— Start of Dataset excerpts —

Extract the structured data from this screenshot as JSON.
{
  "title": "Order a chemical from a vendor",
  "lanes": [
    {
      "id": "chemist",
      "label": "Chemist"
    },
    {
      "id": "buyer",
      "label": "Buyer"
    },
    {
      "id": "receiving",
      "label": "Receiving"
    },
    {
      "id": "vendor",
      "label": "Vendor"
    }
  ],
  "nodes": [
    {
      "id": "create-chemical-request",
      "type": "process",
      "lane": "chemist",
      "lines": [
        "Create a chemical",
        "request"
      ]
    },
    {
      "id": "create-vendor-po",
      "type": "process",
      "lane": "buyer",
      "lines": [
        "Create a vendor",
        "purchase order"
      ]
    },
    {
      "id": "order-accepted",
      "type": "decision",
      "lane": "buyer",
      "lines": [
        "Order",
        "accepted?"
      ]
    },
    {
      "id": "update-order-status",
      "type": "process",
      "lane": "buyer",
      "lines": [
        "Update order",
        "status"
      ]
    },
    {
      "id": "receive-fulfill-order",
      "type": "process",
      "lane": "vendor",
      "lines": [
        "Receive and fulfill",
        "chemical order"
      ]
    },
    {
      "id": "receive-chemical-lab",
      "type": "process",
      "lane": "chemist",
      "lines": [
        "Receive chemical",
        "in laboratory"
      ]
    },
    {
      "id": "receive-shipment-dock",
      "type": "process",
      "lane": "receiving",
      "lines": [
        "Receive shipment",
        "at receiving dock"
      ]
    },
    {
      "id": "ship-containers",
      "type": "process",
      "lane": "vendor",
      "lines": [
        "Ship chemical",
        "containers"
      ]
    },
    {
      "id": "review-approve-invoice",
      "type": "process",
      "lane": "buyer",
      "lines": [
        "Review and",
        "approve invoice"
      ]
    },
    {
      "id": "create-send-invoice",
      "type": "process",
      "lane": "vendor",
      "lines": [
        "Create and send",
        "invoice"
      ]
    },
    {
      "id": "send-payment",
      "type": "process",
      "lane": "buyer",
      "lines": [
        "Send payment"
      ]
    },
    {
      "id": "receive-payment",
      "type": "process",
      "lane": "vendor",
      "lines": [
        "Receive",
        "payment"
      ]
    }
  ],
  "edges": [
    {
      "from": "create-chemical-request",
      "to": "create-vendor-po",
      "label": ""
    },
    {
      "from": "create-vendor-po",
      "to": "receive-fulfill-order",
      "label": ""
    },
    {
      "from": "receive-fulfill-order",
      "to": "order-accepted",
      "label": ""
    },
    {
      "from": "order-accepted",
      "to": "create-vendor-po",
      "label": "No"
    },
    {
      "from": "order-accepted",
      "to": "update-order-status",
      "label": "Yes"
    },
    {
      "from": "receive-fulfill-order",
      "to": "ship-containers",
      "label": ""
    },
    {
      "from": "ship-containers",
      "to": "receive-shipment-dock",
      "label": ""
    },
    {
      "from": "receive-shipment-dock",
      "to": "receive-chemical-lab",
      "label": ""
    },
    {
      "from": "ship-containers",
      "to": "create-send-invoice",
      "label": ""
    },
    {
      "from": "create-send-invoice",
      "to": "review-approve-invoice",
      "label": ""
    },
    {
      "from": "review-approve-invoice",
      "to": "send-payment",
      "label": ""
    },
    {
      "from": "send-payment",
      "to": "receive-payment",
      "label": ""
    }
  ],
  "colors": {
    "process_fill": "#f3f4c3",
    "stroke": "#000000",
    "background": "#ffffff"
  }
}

— End of Dataset excerpts —

◆ What is being asked
Return every record, word for word.

◆ Correct response
Extract the structured data from this screenshot as JSON.
{
  "title": "Order a chemical from a vendor",
  "lanes": [
    {
      "id": "chemist",
      "label": "Chemist"
    },
    {
      "id": "buyer",
      "label": "Buyer"
    },
    {
      "id": "receiving",
      "label": "Receiving"
    },
    {
      "id": "vendor",
      "label": "Vendor"
    }
  ],
  "nodes": [
    {
      "id": "create-chemical-request",
      "type": "process",
      "lane": "chemist",
      "lines": [
        "Create a chemical",
        "request"
      ]
    },
    {
      "id": "create-vendor-po",
      "type": "process",
      "lane": "buyer",
      "lines": [
        "Create a vendor",
        "purchase order"
      ]
    },
    {
      "id": "order-accepted",
      "type": "decision",
      "lane": "buyer",
      "lines": [
        "Order",
        "accepted?"
      ]
    },
    {
      "id": "update-order-status",
      "type": "process",
      "lane": "buyer",
      "lines": [
        "Update order",
        "status"
      ]
    },
    {
      "id": "receive-fulfill-order",
      "type": "process",
      "lane": "vendor",
      "lines": [
        "Receive and fulfill",
        "chemical order"
      ]
    },
    {
      "id": "receive-chemical-lab",
      "type": "process",
      "lane": "chemist",
      "lines": [
        "Receive chemical",
        "in laboratory"
      ]
    },
    {
      "id": "receive-shipment-dock",
      "type": "process",
      "lane": "receiving",
      "lines": [
        "Receive shipment",
        "at receiving dock"
      ]
    },
    {
      "id": "ship-containers",
      "type": "process",
      "lane": "vendor",
      "lines": [
        "Ship chemical",
        "containers"
      ]
    },
    {
      "id": "review-approve-invoice",
      "type": "process",
      "lane": "buyer",
      "lines": [
        "Review and",
        "approve invoice"
      ]
    },
    {
      "id": "create-send-invoice",
      "type": "process",
      "lane": "vendor",
      "lines": [
        "Create and send",
        "invoice"
      ]
    },
    {
      "id": "send-payment",
      "type": "process",
      "lane": "buyer",
      "lines": [
        "Send payment"
      ]
    },
    {
      "id": "receive-payment",
      "type": "process",
      "lane": "vendor",
      "lines": [
        "Receive",
        "payment"
      ]
    }
  ],
  "edges": [
    {
      "from": "create-chemical-request",
      "to": "create-vendor-po",
      "label": ""
    },
    {
      "from": "create-vendor-po",
      "to": "receive-fulfill-order",
      "label": ""
    },
    {
      "from": "receive-fulfill-order",
      "to": "order-accepted",
      "label": ""
    },
    {
      "from": "order-accepted",
      "to": "create-vendor-po",
      "label": "No"
    },
    {
      "from": "order-accepted",
      "to": "update-order-status",
      "label": "Yes"
    },
    {
      "from": "receive-fulfill-order",
      "to": "ship-containers",
      "label": ""
    },
    {
      "from": "ship-containers",
      "to": "receive-shipment-dock",
      "label": ""
    },
    {
      "from": "receive-shipment-dock",
      "to": "receive-chemical-lab",
      "label": ""
    },
    {
      "from": "ship-containers",
      "to": "create-send-invoice",
      "label": ""
    },
    {
      "from": "create-send-invoice",
      "to": "review-approve-invoice",
      "label": ""
    },
    {
      "from": "review-approve-invoice",
      "to": "send-payment",
      "label": ""
    },
    {
      "from": "send-payment",
      "to": "receive-payment",
      "label": ""
    }
  ],
  "colors": {
    "process_fill": "#f3f4c3",
    "stroke": "#000000",
    "background": "#ffffff"
  }
}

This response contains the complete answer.